## Start RECORDS TO PROCESS
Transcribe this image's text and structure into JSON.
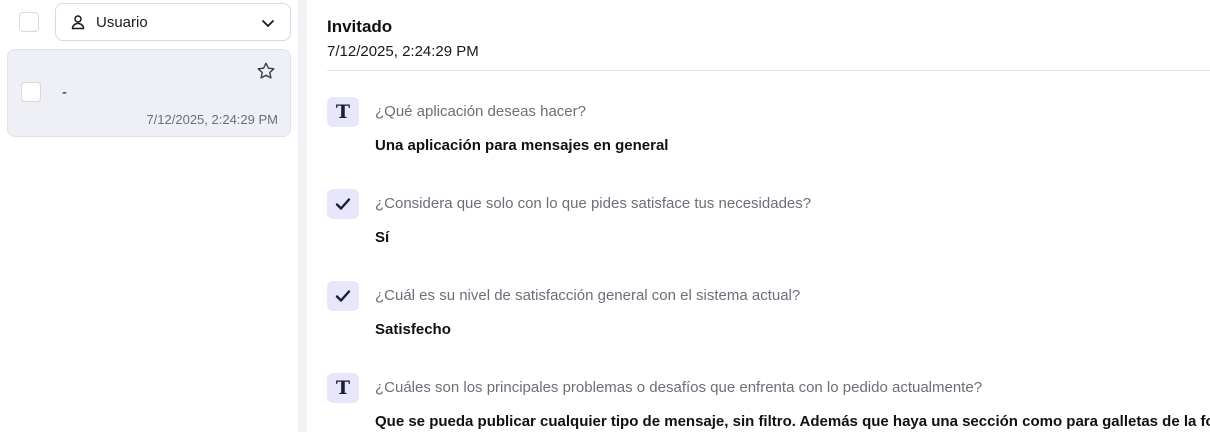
{
  "sidebar": {
    "filter": {
      "icon": "user-icon",
      "label": "Usuario",
      "chevron": "chevron-down-icon"
    },
    "conversations": [
      {
        "title": "-",
        "timestamp": "7/12/2025, 2:24:29 PM",
        "starred": false
      }
    ]
  },
  "main": {
    "user_name": "Invitado",
    "submitted_at": "7/12/2025, 2:24:29 PM",
    "qa": [
      {
        "type_icon": "text-type-icon",
        "question": "¿Qué aplicación deseas hacer?",
        "answer": "Una aplicación para mensajes en general"
      },
      {
        "type_icon": "check-icon",
        "question": "¿Considera que solo con lo que pides satisface tus necesidades?",
        "answer": "Sí"
      },
      {
        "type_icon": "check-icon",
        "question": "¿Cuál es su nivel de satisfacción general con el sistema actual?",
        "answer": "Satisfecho"
      },
      {
        "type_icon": "text-type-icon",
        "question": "¿Cuáles son los principales problemas o desafíos que enfrenta con lo pedido actualmente?",
        "answer": "Que se pueda publicar cualquier tipo de mensaje, sin filtro. Además que haya una sección como para galletas de la fortuna"
      }
    ]
  },
  "colors": {
    "icon_bg": "#e8e6fb",
    "icon_fg": "#1e1b3a",
    "card_bg": "#eef0f6",
    "muted_text": "#6b6f78"
  }
}
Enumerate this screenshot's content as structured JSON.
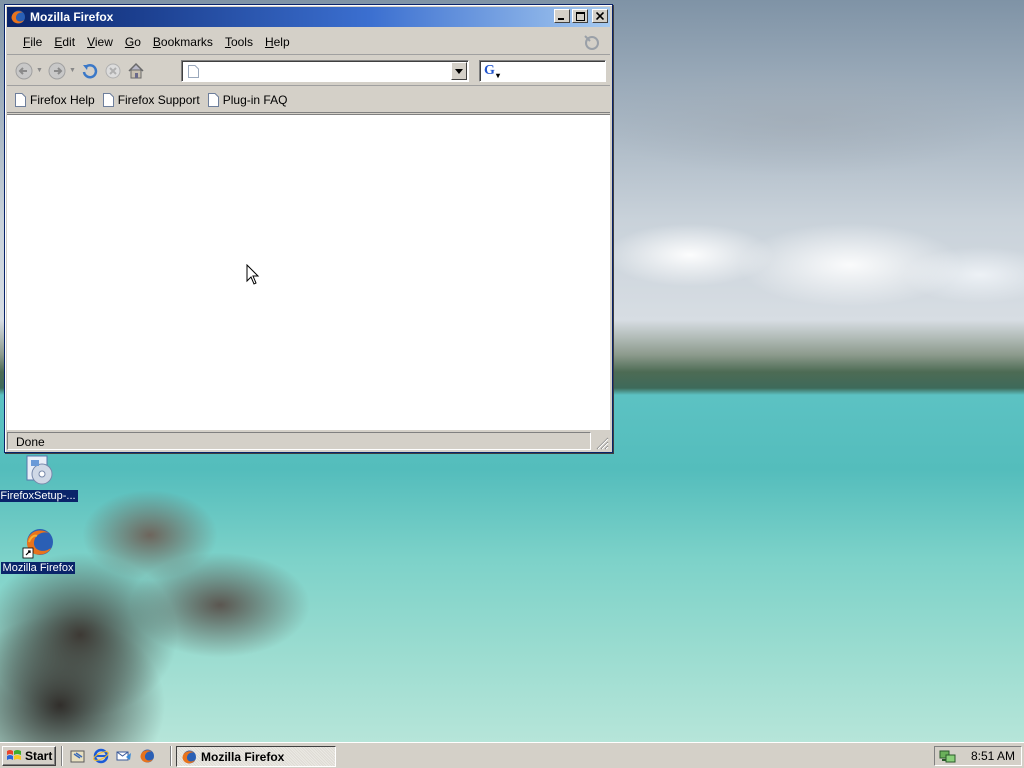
{
  "window": {
    "title": "Mozilla Firefox",
    "buttons": {
      "minimize": "_",
      "maximize": "□",
      "close": "✕"
    }
  },
  "menu": {
    "items": [
      {
        "label": "File",
        "accel": "F",
        "rest": "ile"
      },
      {
        "label": "Edit",
        "accel": "E",
        "rest": "dit"
      },
      {
        "label": "View",
        "accel": "V",
        "rest": "iew"
      },
      {
        "label": "Go",
        "accel": "G",
        "rest": "o"
      },
      {
        "label": "Bookmarks",
        "accel": "B",
        "rest": "ookmarks"
      },
      {
        "label": "Tools",
        "accel": "T",
        "rest": "ools"
      },
      {
        "label": "Help",
        "accel": "H",
        "rest": "elp"
      }
    ]
  },
  "nav": {
    "url_value": "",
    "search_value": "",
    "search_engine": "G"
  },
  "bookmarks": {
    "items": [
      "Firefox Help",
      "Firefox Support",
      "Plug-in FAQ"
    ]
  },
  "status": {
    "text": "Done"
  },
  "desktop": {
    "icons": [
      {
        "label": "FirefoxSetup-..."
      },
      {
        "label": "Mozilla Firefox"
      }
    ]
  },
  "taskbar": {
    "start_label": "Start",
    "tasks": [
      {
        "label": "Mozilla Firefox"
      }
    ],
    "clock": "8:51 AM"
  },
  "colors": {
    "titlebar_start": "#0a246a",
    "titlebar_end": "#a6caf0",
    "chrome": "#d4d0c8"
  }
}
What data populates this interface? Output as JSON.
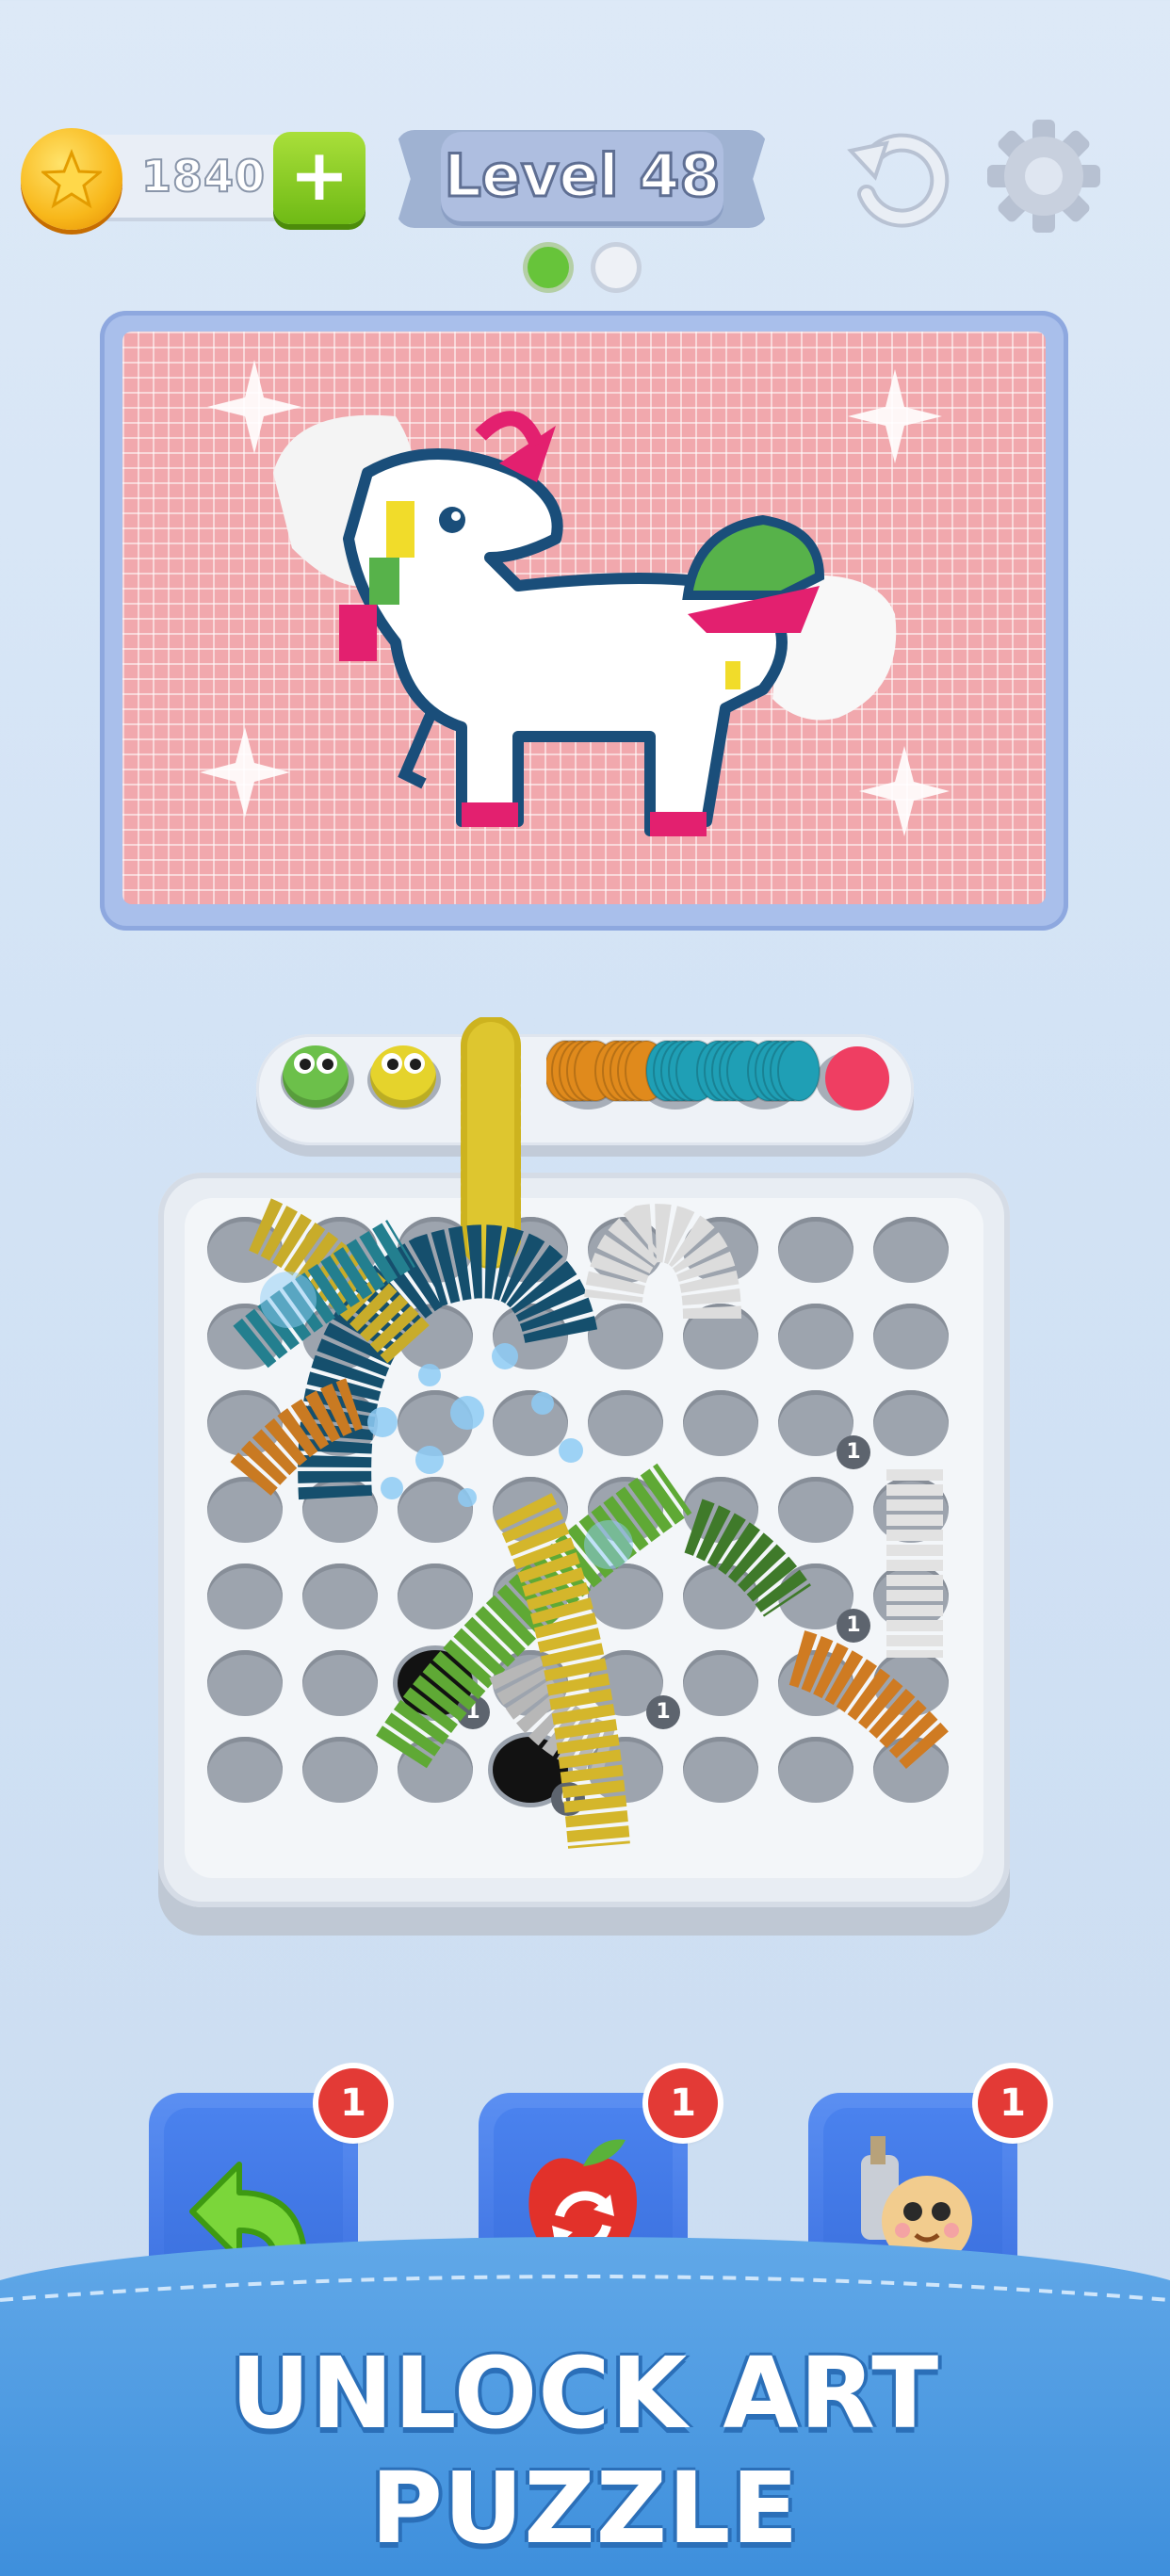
{
  "hud": {
    "coins": "1840",
    "add_coins_symbol": "+",
    "level_label": "Level 48",
    "restart_icon": "restart-icon",
    "settings_icon": "gear-icon"
  },
  "pagination": {
    "count": 2,
    "active_index": 0,
    "active_color": "#67c43a",
    "inactive_color": "#eef1f6"
  },
  "art_panel": {
    "subject": "unicorn-pixel-art",
    "background_color": "#f1a8ad"
  },
  "queue": {
    "waiting_creatures": [
      {
        "color": "#6cc04a",
        "icon": "green-eyes-creature"
      },
      {
        "color": "#e5d32c",
        "icon": "yellow-eyes-creature"
      }
    ],
    "collected_colors": [
      "#e08a1c",
      "#e08a1c",
      "#1f9fb5",
      "#1f9fb5",
      "#1f9fb5",
      "#ef3e62"
    ]
  },
  "board": {
    "rows": 7,
    "cols": 8,
    "hole_counts": [
      "1",
      "1",
      "1",
      "1",
      "1",
      "0"
    ],
    "worm_colors": [
      "#e5c931",
      "#1b6e8c",
      "#d58426",
      "#2a8f9c",
      "#6bb33c",
      "#f2f2f2",
      "#c8c8c8"
    ]
  },
  "boosters": [
    {
      "name": "undo",
      "icon": "undo-arrow-icon",
      "count": "1"
    },
    {
      "name": "shuffle",
      "icon": "apple-shuffle-icon",
      "count": "1"
    },
    {
      "name": "helper",
      "icon": "snail-helper-icon",
      "count": "1"
    }
  ],
  "banner": {
    "text": "UNLOCK ART PUZZLE"
  }
}
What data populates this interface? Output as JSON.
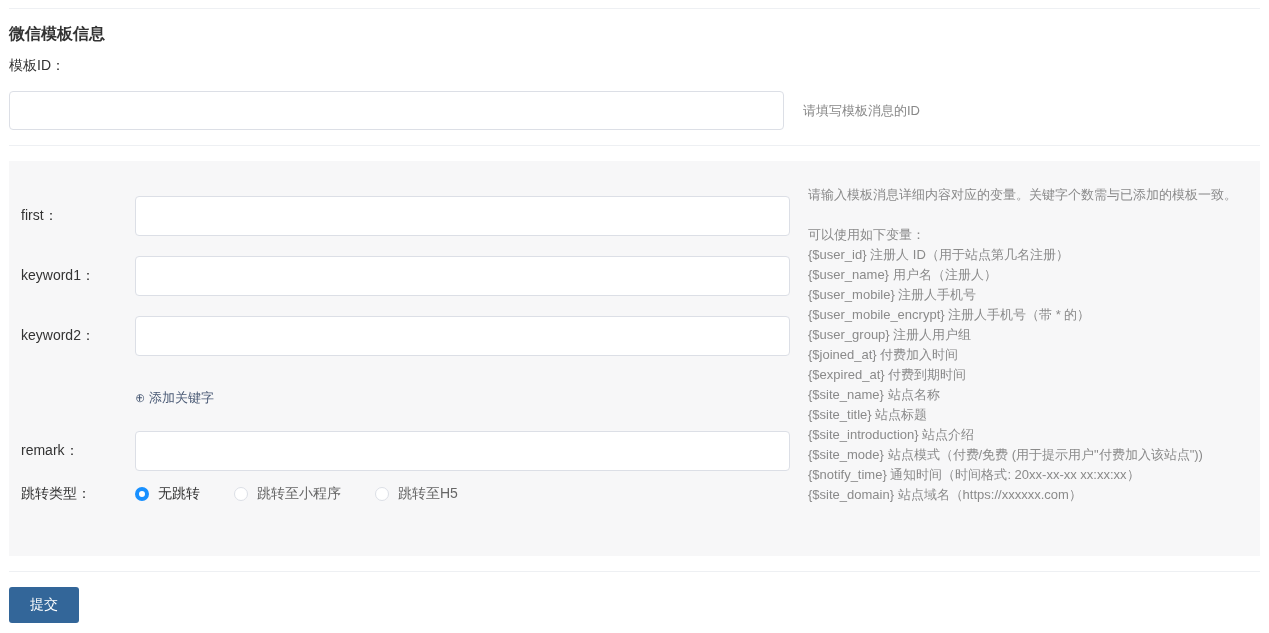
{
  "section_title": "微信模板信息",
  "template_id": {
    "label": "模板ID：",
    "hint": "请填写模板消息的ID"
  },
  "fields": [
    {
      "label": "first："
    },
    {
      "label": "keyword1："
    },
    {
      "label": "keyword2："
    }
  ],
  "add_keyword": {
    "icon": "⊕",
    "label": "添加关键字"
  },
  "remark": {
    "label": "remark："
  },
  "redirect": {
    "label": "跳转类型：",
    "options": [
      {
        "label": "无跳转",
        "selected": true
      },
      {
        "label": "跳转至小程序",
        "selected": false
      },
      {
        "label": "跳转至H5",
        "selected": false
      }
    ]
  },
  "help": {
    "intro": "请输入模板消息详细内容对应的变量。关键字个数需与已添加的模板一致。",
    "heading": "可以使用如下变量：",
    "variables": [
      "{$user_id} 注册人 ID（用于站点第几名注册）",
      "{$user_name} 用户名（注册人）",
      "{$user_mobile} 注册人手机号",
      "{$user_mobile_encrypt} 注册人手机号（带 * 的）",
      "{$user_group} 注册人用户组",
      "{$joined_at} 付费加入时间",
      "{$expired_at} 付费到期时间",
      "{$site_name} 站点名称",
      "{$site_title} 站点标题",
      "{$site_introduction} 站点介绍",
      "{$site_mode} 站点模式（付费/免费 (用于提示用户\"付费加入该站点\"))",
      "{$notify_time} 通知时间（时间格式: 20xx-xx-xx xx:xx:xx）",
      "{$site_domain} 站点域名（https://xxxxxx.com）"
    ]
  },
  "submit": "提交"
}
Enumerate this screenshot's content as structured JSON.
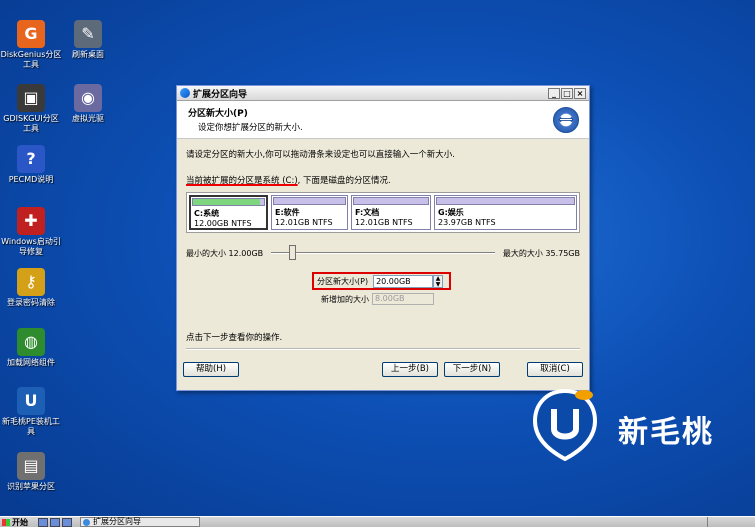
## End RECORDS TO PROCESS
● **SET EXERCISE**: Copy the entries above faithfully and omit every image.

● **SOLUTION TO THIS EXERCISE**:
Transcribe this image's text and structure into JSON.
{
  "sidebar": {
    "filter": {
      "icon": "user-icon",
      "label": "Usuario",
      "chevron": "chevron-down-icon"
    },
    "conversations": [
      {
        "title": "-",
        "timestamp": "7/12/2025, 2:24:29 PM",
        "starred": false
      }
    ]
  },
  "main": {
    "user_name": "Invitado",
    "submitted_at": "7/12/2025, 2:24:29 PM",
    "qa": [
      {
        "type_icon": "text-type-icon",
        "question": "¿Qué aplicación deseas hacer?",
        "answer": "Una aplicación para mensajes en general"
      },
      {
        "type_icon": "check-icon",
        "question": "¿Considera que solo con lo que pides satisface tus necesidades?",
        "answer": "Sí"
      },
      {
        "type_icon": "check-icon",
        "question": "¿Cuál es su nivel de satisfacción general con el sistema actual?",
        "answer": "Satisfecho"
      },
      {
        "type_icon": "text-type-icon",
        "question": "¿Cuáles son los principales problemas o desafíos que enfrenta con lo pedido actualmente?",
        "answer": "Que se pueda publicar cualquier tipo de mensaje, sin filtro. Además que haya una sección como para galletas de la fortuna"
      }
    ]
  },
  "colors": {
    "icon_bg": "#e8e6fb",
    "icon_fg": "#1e1b3a",
    "card_bg": "#eef0f6",
    "muted_text": "#6b6f78"
  }
}
Enumerate this screenshot's content as structured JSON.
{
  "window": {
    "title": "Mozilla Firefox",
    "buttons": {
      "minimize": "_",
      "maximize": "□",
      "close": "✕"
    }
  },
  "menu": {
    "items": [
      {
        "label": "File",
        "accel": "F",
        "rest": "ile"
      },
      {
        "label": "Edit",
        "accel": "E",
        "rest": "dit"
      },
      {
        "label": "View",
        "accel": "V",
        "rest": "iew"
      },
      {
        "label": "Go",
        "accel": "G",
        "rest": "o"
      },
      {
        "label": "Bookmarks",
        "accel": "B",
        "rest": "ookmarks"
      },
      {
        "label": "Tools",
        "accel": "T",
        "rest": "ools"
      },
      {
        "label": "Help",
        "accel": "H",
        "rest": "elp"
      }
    ]
  },
  "nav": {
    "url_value": "",
    "search_value": "",
    "search_engine": "G"
  },
  "bookmarks": {
    "items": [
      "Firefox Help",
      "Firefox Support",
      "Plug-in FAQ"
    ]
  },
  "status": {
    "text": "Done"
  },
  "desktop": {
    "icons": [
      {
        "label": "FirefoxSetup-..."
      },
      {
        "label": "Mozilla Firefox"
      }
    ]
  },
  "taskbar": {
    "start_label": "Start",
    "tasks": [
      {
        "label": "Mozilla Firefox"
      }
    ],
    "clock": "8:51 AM"
  },
  "colors": {
    "titlebar_start": "#0a246a",
    "titlebar_end": "#a6caf0",
    "chrome": "#d4d0c8"
  }
}
What data populates this interface? Output as JSON.
{
  "hud": {
    "coins": "1840",
    "add_coins_symbol": "+",
    "level_label": "Level 48",
    "restart_icon": "restart-icon",
    "settings_icon": "gear-icon"
  },
  "pagination": {
    "count": 2,
    "active_index": 0,
    "active_color": "#67c43a",
    "inactive_color": "#eef1f6"
  },
  "art_panel": {
    "subject": "unicorn-pixel-art",
    "background_color": "#f1a8ad"
  },
  "queue": {
    "waiting_creatures": [
      {
        "color": "#6cc04a",
        "icon": "green-eyes-creature"
      },
      {
        "color": "#e5d32c",
        "icon": "yellow-eyes-creature"
      }
    ],
    "collected_colors": [
      "#e08a1c",
      "#e08a1c",
      "#1f9fb5",
      "#1f9fb5",
      "#1f9fb5",
      "#ef3e62"
    ]
  },
  "board": {
    "rows": 7,
    "cols": 8,
    "hole_counts": [
      "1",
      "1",
      "1",
      "1",
      "1",
      "0"
    ],
    "worm_colors": [
      "#e5c931",
      "#1b6e8c",
      "#d58426",
      "#2a8f9c",
      "#6bb33c",
      "#f2f2f2",
      "#c8c8c8"
    ]
  },
  "boosters": [
    {
      "name": "undo",
      "icon": "undo-arrow-icon",
      "count": "1"
    },
    {
      "name": "shuffle",
      "icon": "apple-shuffle-icon",
      "count": "1"
    },
    {
      "name": "helper",
      "icon": "snail-helper-icon",
      "count": "1"
    }
  ],
  "banner": {
    "text": "UNLOCK ART PUZZLE"
  }
}
What data populates this interface? Output as JSON.
{
  "section_title": "微信模板信息",
  "template_id": {
    "label": "模板ID：",
    "hint": "请填写模板消息的ID"
  },
  "fields": [
    {
      "label": "first："
    },
    {
      "label": "keyword1："
    },
    {
      "label": "keyword2："
    }
  ],
  "add_keyword": {
    "icon": "⊕",
    "label": "添加关键字"
  },
  "remark": {
    "label": "remark："
  },
  "redirect": {
    "label": "跳转类型：",
    "options": [
      {
        "label": "无跳转",
        "selected": true
      },
      {
        "label": "跳转至小程序",
        "selected": false
      },
      {
        "label": "跳转至H5",
        "selected": false
      }
    ]
  },
  "help": {
    "intro": "请输入模板消息详细内容对应的变量。关键字个数需与已添加的模板一致。",
    "heading": "可以使用如下变量：",
    "variables": [
      "{$user_id} 注册人 ID（用于站点第几名注册）",
      "{$user_name} 用户名（注册人）",
      "{$user_mobile} 注册人手机号",
      "{$user_mobile_encrypt} 注册人手机号（带 * 的）",
      "{$user_group} 注册人用户组",
      "{$joined_at} 付费加入时间",
      "{$expired_at} 付费到期时间",
      "{$site_name} 站点名称",
      "{$site_title} 站点标题",
      "{$site_introduction} 站点介绍",
      "{$site_mode} 站点模式（付费/免费 (用于提示用户\"付费加入该站点\"))",
      "{$notify_time} 通知时间（时间格式: 20xx-xx-xx xx:xx:xx）",
      "{$site_domain} 站点域名（https://xxxxxx.com）"
    ]
  },
  "submit": "提交"
}
Enumerate this screenshot's content as structured JSON.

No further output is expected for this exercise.